Exercise task
Go through the listing and copy every line word for word.

## start Supplied data

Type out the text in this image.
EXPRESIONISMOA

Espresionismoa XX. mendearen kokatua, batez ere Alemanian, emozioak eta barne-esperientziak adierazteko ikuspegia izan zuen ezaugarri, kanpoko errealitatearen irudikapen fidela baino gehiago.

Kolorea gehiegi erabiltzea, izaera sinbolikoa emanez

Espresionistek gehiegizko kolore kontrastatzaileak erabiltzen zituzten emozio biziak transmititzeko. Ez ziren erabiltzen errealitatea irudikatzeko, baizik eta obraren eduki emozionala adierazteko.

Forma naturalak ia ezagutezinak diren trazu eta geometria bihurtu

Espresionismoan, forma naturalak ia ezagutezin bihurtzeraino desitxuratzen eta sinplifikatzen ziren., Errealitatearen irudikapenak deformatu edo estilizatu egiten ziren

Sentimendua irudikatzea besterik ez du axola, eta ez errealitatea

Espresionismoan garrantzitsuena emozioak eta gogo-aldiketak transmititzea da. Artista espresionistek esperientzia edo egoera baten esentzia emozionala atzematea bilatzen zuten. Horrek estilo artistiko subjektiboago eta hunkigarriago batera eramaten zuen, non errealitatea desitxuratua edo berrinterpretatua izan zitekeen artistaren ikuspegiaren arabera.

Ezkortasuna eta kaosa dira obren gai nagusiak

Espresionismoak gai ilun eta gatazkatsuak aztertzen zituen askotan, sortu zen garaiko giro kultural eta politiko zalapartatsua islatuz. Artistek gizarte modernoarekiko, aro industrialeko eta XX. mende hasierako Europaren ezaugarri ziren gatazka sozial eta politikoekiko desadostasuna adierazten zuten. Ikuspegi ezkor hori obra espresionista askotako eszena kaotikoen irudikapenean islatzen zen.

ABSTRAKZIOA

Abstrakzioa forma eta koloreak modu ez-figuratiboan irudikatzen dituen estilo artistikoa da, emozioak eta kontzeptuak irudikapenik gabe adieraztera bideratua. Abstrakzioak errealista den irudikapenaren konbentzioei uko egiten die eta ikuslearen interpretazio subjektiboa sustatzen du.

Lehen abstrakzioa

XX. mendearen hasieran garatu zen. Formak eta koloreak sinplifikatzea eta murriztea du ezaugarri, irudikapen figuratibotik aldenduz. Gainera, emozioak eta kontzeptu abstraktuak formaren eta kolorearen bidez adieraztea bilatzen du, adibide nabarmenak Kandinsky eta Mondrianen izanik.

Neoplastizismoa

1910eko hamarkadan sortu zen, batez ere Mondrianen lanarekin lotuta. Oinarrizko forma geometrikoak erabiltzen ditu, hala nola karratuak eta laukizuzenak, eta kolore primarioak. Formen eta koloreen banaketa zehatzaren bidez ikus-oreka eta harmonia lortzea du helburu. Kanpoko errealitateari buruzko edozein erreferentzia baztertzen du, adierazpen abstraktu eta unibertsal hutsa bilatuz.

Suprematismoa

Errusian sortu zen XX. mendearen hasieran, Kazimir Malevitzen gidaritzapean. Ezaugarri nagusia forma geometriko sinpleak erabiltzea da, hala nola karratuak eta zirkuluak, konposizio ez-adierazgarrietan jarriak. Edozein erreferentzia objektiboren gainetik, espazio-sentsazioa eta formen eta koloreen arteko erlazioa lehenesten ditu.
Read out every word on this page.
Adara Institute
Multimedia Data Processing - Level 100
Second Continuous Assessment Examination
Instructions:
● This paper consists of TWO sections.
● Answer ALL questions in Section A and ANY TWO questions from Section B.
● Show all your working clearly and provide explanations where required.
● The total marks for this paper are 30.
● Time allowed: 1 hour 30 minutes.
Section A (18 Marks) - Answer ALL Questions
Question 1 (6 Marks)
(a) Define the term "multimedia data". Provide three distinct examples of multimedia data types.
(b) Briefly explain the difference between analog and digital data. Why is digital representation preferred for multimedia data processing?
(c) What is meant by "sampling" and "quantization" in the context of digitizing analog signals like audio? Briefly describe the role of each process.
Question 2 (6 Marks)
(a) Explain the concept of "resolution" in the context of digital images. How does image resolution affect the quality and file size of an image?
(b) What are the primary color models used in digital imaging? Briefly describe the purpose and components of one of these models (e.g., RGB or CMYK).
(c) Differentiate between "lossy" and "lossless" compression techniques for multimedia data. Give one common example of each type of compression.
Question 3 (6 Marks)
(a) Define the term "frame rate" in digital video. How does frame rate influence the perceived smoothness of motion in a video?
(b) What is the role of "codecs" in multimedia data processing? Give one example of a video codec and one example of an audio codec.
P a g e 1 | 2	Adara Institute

## end Supplied data

Expected answer
Type out the text in this image.
EXPRESIONISMOA

Espresionismoa XX. mendearen kokatua, batez ere Alemanian, emozioak eta barne-esperientziak adierazteko ikuspegia izan zuen ezaugarri, kanpoko errealitatearen irudikapen fidela baino gehiago.

Kolorea gehiegi erabiltzea, izaera sinbolikoa emanez

Espresionistek gehiegizko kolore kontrastatzaileak erabiltzen zituzten emozio biziak transmititzeko. Ez ziren erabiltzen errealitatea irudikatzeko, baizik eta obraren eduki emozionala adierazteko.

Forma naturalak ia ezagutezinak diren trazu eta geometria bihurtu

Espresionismoan, forma naturalak ia ezagutezin bihurtzeraino desitxuratzen eta sinplifikatzen ziren., Errealitatearen irudikapenak deformatu edo estilizatu egiten ziren

Sentimendua irudikatzea besterik ez du axola, eta ez errealitatea

Espresionismoan garrantzitsuena emozioak eta gogo-aldiketak transmititzea da. Artista espresionistek esperientzia edo egoera baten esentzia emozionala atzematea bilatzen zuten. Horrek estilo artistiko subjektiboago eta hunkigarriago batera eramaten zuen, non errealitatea desitxuratua edo berrinterpretatua izan zitekeen artistaren ikuspegiaren arabera.

Ezkortasuna eta kaosa dira obren gai nagusiak

Espresionismoak gai ilun eta gatazkatsuak aztertzen zituen askotan, sortu zen garaiko giro kultural eta politiko zalapartatsua islatuz. Artistek gizarte modernoarekiko, aro industrialeko eta XX. mende hasierako Europaren ezaugarri ziren gatazka sozial eta politikoekiko desadostasuna adierazten zuten. Ikuspegi ezkor hori obra espresionista askotako eszena kaotikoen irudikapenean islatzen zen.

ABSTRAKZIOA

Abstrakzioa forma eta koloreak modu ez-figuratiboan irudikatzen dituen estilo artistikoa da, emozioak eta kontzeptuak irudikapenik gabe adieraztera bideratua. Abstrakzioak errealista den irudikapenaren konbentzioei uko egiten die eta ikuslearen interpretazio subjektiboa sustatzen du.

Lehen abstrakzioa

XX. mendearen hasieran garatu zen. Formak eta koloreak sinplifikatzea eta murriztea du ezaugarri, irudikapen figuratibotik aldenduz. Gainera, emozioak eta kontzeptu abstraktuak formaren eta kolorearen bidez adieraztea bilatzen du, adibide nabarmenak Kandinsky eta Mondrianen izanik.

Neoplastizismoa

1910eko hamarkadan sortu zen, batez ere Mondrianen lanarekin lotuta. Oinarrizko forma geometrikoak erabiltzen ditu, hala nola karratuak eta laukizuzenak, eta kolore primarioak. Formen eta koloreen banaketa zehatzaren bidez ikus-oreka eta harmonia lortzea du helburu. Kanpoko errealitateari buruzko edozein erreferentzia baztertzen du, adierazpen abstraktu eta unibertsal hutsa bilatuz.

Suprematismoa

Errusian sortu zen XX. mendearen hasieran, Kazimir Malevitzen gidaritzapean. Ezaugarri nagusia forma geometriko sinpleak erabiltzea da, hala nola karratuak eta zirkuluak, konposizio ez-adierazgarrietan jarriak. Edozein erreferentzia objektiboren gainetik, espazio-sentsazioa eta formen eta koloreen arteko erlazioa lehenesten ditu.
Read out every word on this page.
Adara Institute
Multimedia Data Processing - Level 100
Second Continuous Assessment Examination
Instructions:
● This paper consists of TWO sections.
● Answer ALL questions in Section A and ANY TWO questions from Section B.
● Show all your working clearly and provide explanations where required.
● The total marks for this paper are 30.
● Time allowed: 1 hour 30 minutes.
Section A (18 Marks) - Answer ALL Questions
Question 1 (6 Marks)
(a) Define the term "multimedia data". Provide three distinct examples of multimedia data types.
(b) Briefly explain the difference between analog and digital data. Why is digital representation preferred for multimedia data processing?
(c) What is meant by "sampling" and "quantization" in the context of digitizing analog signals like audio? Briefly describe the role of each process.
Question 2 (6 Marks)
(a) Explain the concept of "resolution" in the context of digital images. How does image resolution affect the quality and file size of an image?
(b) What are the primary color models used in digital imaging? Briefly describe the purpose and components of one of these models (e.g., RGB or CMYK).
(c) Differentiate between "lossy" and "lossless" compression techniques for multimedia data. Give one common example of each type of compression.
Question 3 (6 Marks)
(a) Define the term "frame rate" in digital video. How does frame rate influence the perceived smoothness of motion in a video?
(b) What is the role of "codecs" in multimedia data processing? Give one example of a video codec and one example of an audio codec.
P a g e 1 | 2	Adara Institute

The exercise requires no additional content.